Task objective. Can you return, word for word, every line in the records from the one containing "search-input[interactable]: ⌕ xyxy=(1478,20,1683,48)" down to the one containing "compliance-type-cell: Terminating xyxy=(761,545,860,566)", with both of those lines included?

Records for this task.
%%

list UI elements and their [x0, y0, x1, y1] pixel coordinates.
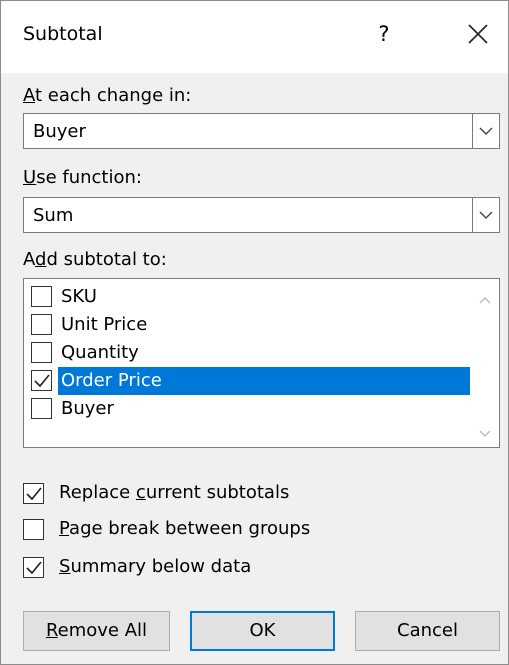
list-item-label: SKU: [61, 286, 97, 307]
use-function-label-text: se function:: [36, 167, 142, 188]
replace-checkbox[interactable]: [23, 483, 44, 504]
chevron-down-icon: [479, 430, 491, 437]
add-subtotal-label-pre: A: [23, 249, 35, 270]
replace-label-rest: urrent subtotals: [145, 482, 290, 503]
list-item-sku[interactable]: SKU: [31, 283, 467, 311]
dialog-title: Subtotal: [23, 23, 103, 45]
checkmark-icon: [26, 561, 42, 575]
title-bar: Subtotal ?: [1, 1, 508, 73]
summary-checkbox[interactable]: [23, 557, 44, 578]
summary-below-data-option[interactable]: Summary below data: [23, 554, 443, 582]
close-button[interactable]: [463, 19, 493, 49]
list-item-label: Quantity: [61, 342, 139, 363]
page-break-label: Page break between groups: [59, 518, 310, 539]
sku-checkbox[interactable]: [31, 286, 52, 307]
use-function-mnemonic: U: [23, 167, 37, 188]
page-break-option[interactable]: Page break between groups: [23, 516, 443, 544]
remove-all-label: emove All: [57, 620, 148, 641]
replace-current-subtotals-option[interactable]: Replace current subtotals: [23, 480, 443, 508]
ok-button[interactable]: OK: [190, 611, 335, 651]
change-in-mnemonic: A: [23, 85, 35, 106]
order-price-checkbox[interactable]: [31, 370, 52, 391]
chevron-down-icon: [479, 127, 493, 135]
change-in-value: Buyer: [33, 121, 86, 142]
cancel-button[interactable]: Cancel: [355, 611, 500, 651]
close-icon: [468, 24, 488, 44]
list-item-label: Order Price: [58, 367, 470, 395]
page-break-mnemonic: P: [59, 518, 70, 539]
replace-label: Replace current subtotals: [59, 482, 289, 503]
summary-label-rest: ummary below data: [70, 556, 252, 577]
subtotal-dialog: Subtotal ? At each change in: Buyer Use …: [0, 0, 509, 665]
list-item-quantity[interactable]: Quantity: [31, 339, 467, 367]
summary-label: Summary below data: [59, 556, 251, 577]
add-subtotal-listbox[interactable]: SKU Unit Price Quantity Order Price Buye…: [23, 278, 500, 448]
use-function-value: Sum: [33, 205, 74, 226]
checkmark-icon: [34, 374, 50, 388]
chevron-down-icon: [479, 211, 493, 219]
page-break-checkbox[interactable]: [23, 519, 44, 540]
list-item-order-price[interactable]: Order Price: [31, 367, 470, 395]
list-item-unit-price[interactable]: Unit Price: [31, 311, 467, 339]
change-in-dropdown[interactable]: Buyer: [23, 113, 500, 149]
unit-price-checkbox[interactable]: [31, 314, 52, 335]
list-item-buyer[interactable]: Buyer: [31, 395, 467, 423]
page-break-label-rest: age break between groups: [69, 518, 311, 539]
scroll-up-button[interactable]: [475, 291, 495, 309]
add-subtotal-label: Add subtotal to:: [23, 249, 167, 270]
chevron-up-icon: [479, 297, 491, 304]
add-subtotal-mnemonic: d: [35, 249, 47, 270]
help-button[interactable]: ?: [369, 19, 399, 49]
change-in-dropdown-button[interactable]: [472, 114, 499, 148]
use-function-label: Use function:: [23, 167, 142, 188]
change-in-label-text: t each change in:: [35, 85, 192, 106]
change-in-label: At each change in:: [23, 85, 191, 106]
remove-all-button[interactable]: Remove All: [23, 611, 170, 651]
scroll-down-button[interactable]: [475, 425, 495, 443]
add-subtotal-label-text: d subtotal to:: [46, 249, 167, 270]
buyer-checkbox[interactable]: [31, 398, 52, 419]
replace-mnemonic: c: [135, 482, 146, 503]
quantity-checkbox[interactable]: [31, 342, 52, 363]
list-item-label: Buyer: [61, 398, 114, 419]
use-function-dropdown-button[interactable]: [472, 198, 499, 232]
summary-mnemonic: S: [59, 556, 71, 577]
checkmark-icon: [26, 487, 42, 501]
replace-label-pre: Replace: [59, 482, 136, 503]
use-function-dropdown[interactable]: Sum: [23, 197, 500, 233]
list-item-label: Unit Price: [61, 314, 148, 335]
remove-all-mnemonic: R: [45, 620, 58, 641]
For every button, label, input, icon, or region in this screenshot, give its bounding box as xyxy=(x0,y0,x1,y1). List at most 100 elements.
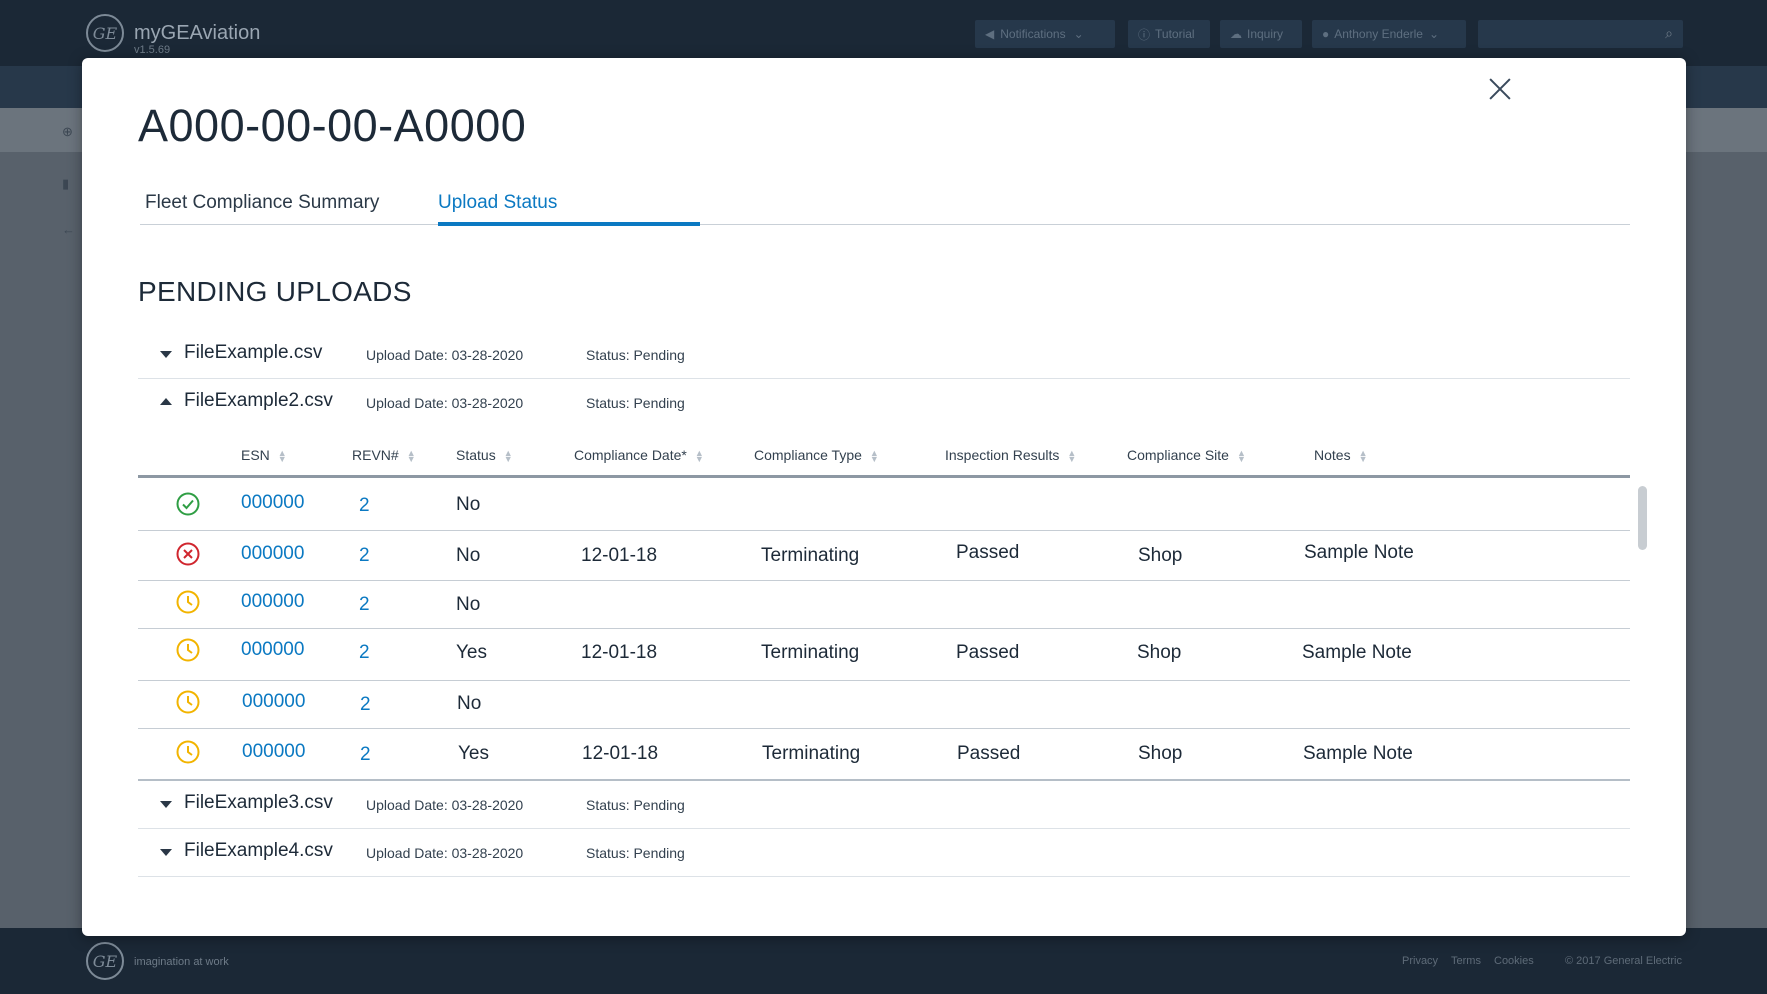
search-input[interactable]: ⌕ xyxy=(1478,20,1683,48)
file-status: Status: Pending xyxy=(586,845,685,861)
sort-icon[interactable]: ▲ ▼ xyxy=(1359,449,1368,464)
sort-icon[interactable]: ▲ ▼ xyxy=(695,449,704,464)
lock-icon[interactable]: ▮ xyxy=(62,176,69,192)
privacy-link[interactable]: Privacy xyxy=(1402,955,1438,967)
add-icon[interactable]: ⊕ xyxy=(62,124,73,140)
back-arrow-icon[interactable]: ← xyxy=(62,222,75,237)
column-label: Inspection Results xyxy=(945,447,1060,463)
revn-link[interactable]: 2 xyxy=(359,545,370,567)
compliance-date-cell: 12-01-18 xyxy=(581,642,658,663)
compliance-date-cell: 12-01-18 xyxy=(582,743,659,764)
sort-icon[interactable]: ▲ ▼ xyxy=(407,449,416,464)
file-name[interactable]: FileExample.csv xyxy=(184,342,322,364)
tutorial-label: Tutorial xyxy=(1155,27,1195,41)
cookies-link[interactable]: Cookies xyxy=(1494,955,1534,967)
header-divider xyxy=(138,475,1630,477)
compliance-type-cell: Terminating xyxy=(761,642,860,663)
compliance-type-cell: Terminating xyxy=(761,545,860,566)
column-label: REVN# xyxy=(352,447,399,463)
footer-tagline: imagination at work xyxy=(134,956,229,968)
notes-cell: Sample Note xyxy=(1302,642,1412,663)
revn-link[interactable]: 2 xyxy=(359,594,370,616)
file-name[interactable]: FileExample3.csv xyxy=(184,792,333,814)
table-scrollbar[interactable] xyxy=(1638,486,1647,550)
sort-icon[interactable]: ▲ ▼ xyxy=(870,449,879,464)
revn-link[interactable]: 2 xyxy=(359,495,370,517)
caret-up-icon[interactable] xyxy=(160,398,172,405)
file-name[interactable]: FileExample2.csv xyxy=(184,390,333,412)
table-row[interactable]: 000000 2 Yes 12-01-18 Terminating Passed… xyxy=(138,628,1630,681)
column-label: Notes xyxy=(1314,447,1351,463)
column-header-esn[interactable]: ESN ▲ ▼ xyxy=(241,447,287,464)
caret-down-icon[interactable] xyxy=(160,801,172,808)
table-header: ESN ▲ ▼ REVN# ▲ ▼ Status ▲ ▼ Compliance Date* ▲… xyxy=(138,436,1630,478)
tab-fleet-compliance-summary[interactable]: Fleet Compliance Summary xyxy=(145,192,379,214)
compliance-type-cell: Terminating xyxy=(762,743,861,764)
column-label: Compliance Date* xyxy=(574,447,687,463)
inquiry-button[interactable]: ☁ Inquiry xyxy=(1220,20,1302,48)
search-icon[interactable]: ⌕ xyxy=(1665,25,1673,42)
esn-link[interactable]: 000000 xyxy=(241,492,304,514)
sort-icon[interactable]: ▲ ▼ xyxy=(504,449,513,464)
column-header-notes[interactable]: Notes ▲ ▼ xyxy=(1314,447,1368,464)
table-row[interactable]: 000000 2 No xyxy=(138,680,1630,729)
column-header-compliance-type[interactable]: Compliance Type ▲ ▼ xyxy=(754,447,879,464)
notifications-button[interactable]: ◀ Notifications ⌄ xyxy=(975,20,1115,48)
ge-logo[interactable]: GE xyxy=(86,14,124,52)
check-circle-icon xyxy=(176,492,200,516)
esn-link[interactable]: 000000 xyxy=(242,691,305,713)
table-row[interactable]: 000000 2 No xyxy=(138,478,1630,531)
table-row[interactable]: 000000 2 Yes 12-01-18 Terminating Passed… xyxy=(138,728,1630,781)
app-version: v1.5.69 xyxy=(134,44,171,56)
info-icon: ⓘ xyxy=(1138,27,1151,42)
terms-link[interactable]: Terms xyxy=(1451,955,1481,967)
inspection-results-cell: Passed xyxy=(957,743,1021,764)
file-row[interactable]: FileExample2.csv Upload Date: 03-28-2020… xyxy=(138,379,1630,426)
upload-date: Upload Date: 03-28-2020 xyxy=(366,845,524,861)
file-row[interactable]: FileExample3.csv Upload Date: 03-28-2020… xyxy=(138,781,1630,829)
sort-icon[interactable]: ▲ ▼ xyxy=(1237,449,1246,464)
inspection-results-cell: Passed xyxy=(956,542,1020,563)
status-cell: No xyxy=(456,545,481,566)
status-cell: Yes xyxy=(456,642,487,663)
user-menu-button[interactable]: ● Anthony Enderle ⌄ xyxy=(1312,20,1466,48)
column-header-inspection-results[interactable]: Inspection Results ▲ ▼ xyxy=(945,447,1076,464)
file-status: Status: Pending xyxy=(586,797,685,813)
esn-link[interactable]: 000000 xyxy=(241,543,304,565)
sort-icon[interactable]: ▲ ▼ xyxy=(278,449,287,464)
esn-link[interactable]: 000000 xyxy=(241,639,304,661)
upload-status-modal: A000-00-00-A0000 Fleet Compliance Summar… xyxy=(82,58,1686,936)
clock-icon xyxy=(176,590,200,614)
ge-logo-footer: GE xyxy=(86,942,124,980)
table-row[interactable]: 000000 2 No xyxy=(138,580,1630,629)
upload-date: Upload Date: 03-28-2020 xyxy=(366,395,524,411)
status-cell: No xyxy=(456,594,481,615)
column-header-status[interactable]: Status ▲ ▼ xyxy=(456,447,513,464)
close-icon[interactable] xyxy=(1482,72,1518,108)
revn-link[interactable]: 2 xyxy=(359,642,370,664)
revn-link[interactable]: 2 xyxy=(360,694,371,716)
top-navbar: GE myGEAviation v1.5.69 ◀ Notifications … xyxy=(0,0,1767,66)
user-icon: ● xyxy=(1322,27,1330,41)
sort-icon[interactable]: ▲ ▼ xyxy=(1067,449,1076,464)
esn-link[interactable]: 000000 xyxy=(241,591,304,613)
file-name[interactable]: FileExample4.csv xyxy=(184,840,333,862)
section-title: PENDING UPLOADS xyxy=(138,276,412,307)
clock-icon xyxy=(176,740,200,764)
revn-link[interactable]: 2 xyxy=(360,744,371,766)
tab-upload-status[interactable]: Upload Status xyxy=(438,192,557,214)
column-label: Compliance Site xyxy=(1127,447,1229,463)
user-name: Anthony Enderle xyxy=(1334,27,1423,41)
column-header-revn[interactable]: REVN# ▲ ▼ xyxy=(352,447,416,464)
copyright: © 2017 General Electric xyxy=(1565,955,1682,967)
caret-down-icon[interactable] xyxy=(160,351,172,358)
table-row[interactable]: 000000 2 No 12-01-18 Terminating Passed … xyxy=(138,530,1630,581)
file-row[interactable]: FileExample.csv Upload Date: 03-28-2020 … xyxy=(138,331,1630,379)
tutorial-button[interactable]: ⓘ Tutorial xyxy=(1128,20,1210,48)
esn-link[interactable]: 000000 xyxy=(242,741,305,763)
column-header-compliance-site[interactable]: Compliance Site ▲ ▼ xyxy=(1127,447,1246,464)
file-row[interactable]: FileExample4.csv Upload Date: 03-28-2020… xyxy=(138,829,1630,877)
compliance-date-cell: 12-01-18 xyxy=(581,545,658,566)
column-header-compliance-date[interactable]: Compliance Date* ▲ ▼ xyxy=(574,447,704,464)
caret-down-icon[interactable] xyxy=(160,849,172,856)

%%

Completed task.
search-input[interactable]: ⌕ xyxy=(1478,20,1683,48)
file-status: Status: Pending xyxy=(586,845,685,861)
sort-icon[interactable]: ▲ ▼ xyxy=(1359,449,1368,464)
sort-icon[interactable]: ▲ ▼ xyxy=(695,449,704,464)
lock-icon[interactable]: ▮ xyxy=(62,176,69,192)
privacy-link[interactable]: Privacy xyxy=(1402,955,1438,967)
add-icon[interactable]: ⊕ xyxy=(62,124,73,140)
back-arrow-icon[interactable]: ← xyxy=(62,222,75,237)
column-label: Inspection Results xyxy=(945,447,1060,463)
revn-link[interactable]: 2 xyxy=(359,545,370,567)
compliance-date-cell: 12-01-18 xyxy=(581,642,658,663)
compliance-date-cell: 12-01-18 xyxy=(582,743,659,764)
sort-icon[interactable]: ▲ ▼ xyxy=(407,449,416,464)
file-name[interactable]: FileExample.csv xyxy=(184,342,322,364)
tutorial-label: Tutorial xyxy=(1155,27,1195,41)
cookies-link[interactable]: Cookies xyxy=(1494,955,1534,967)
header-divider xyxy=(138,475,1630,477)
compliance-type-cell: Terminating xyxy=(761,642,860,663)
compliance-type-cell: Terminating xyxy=(761,545,860,566)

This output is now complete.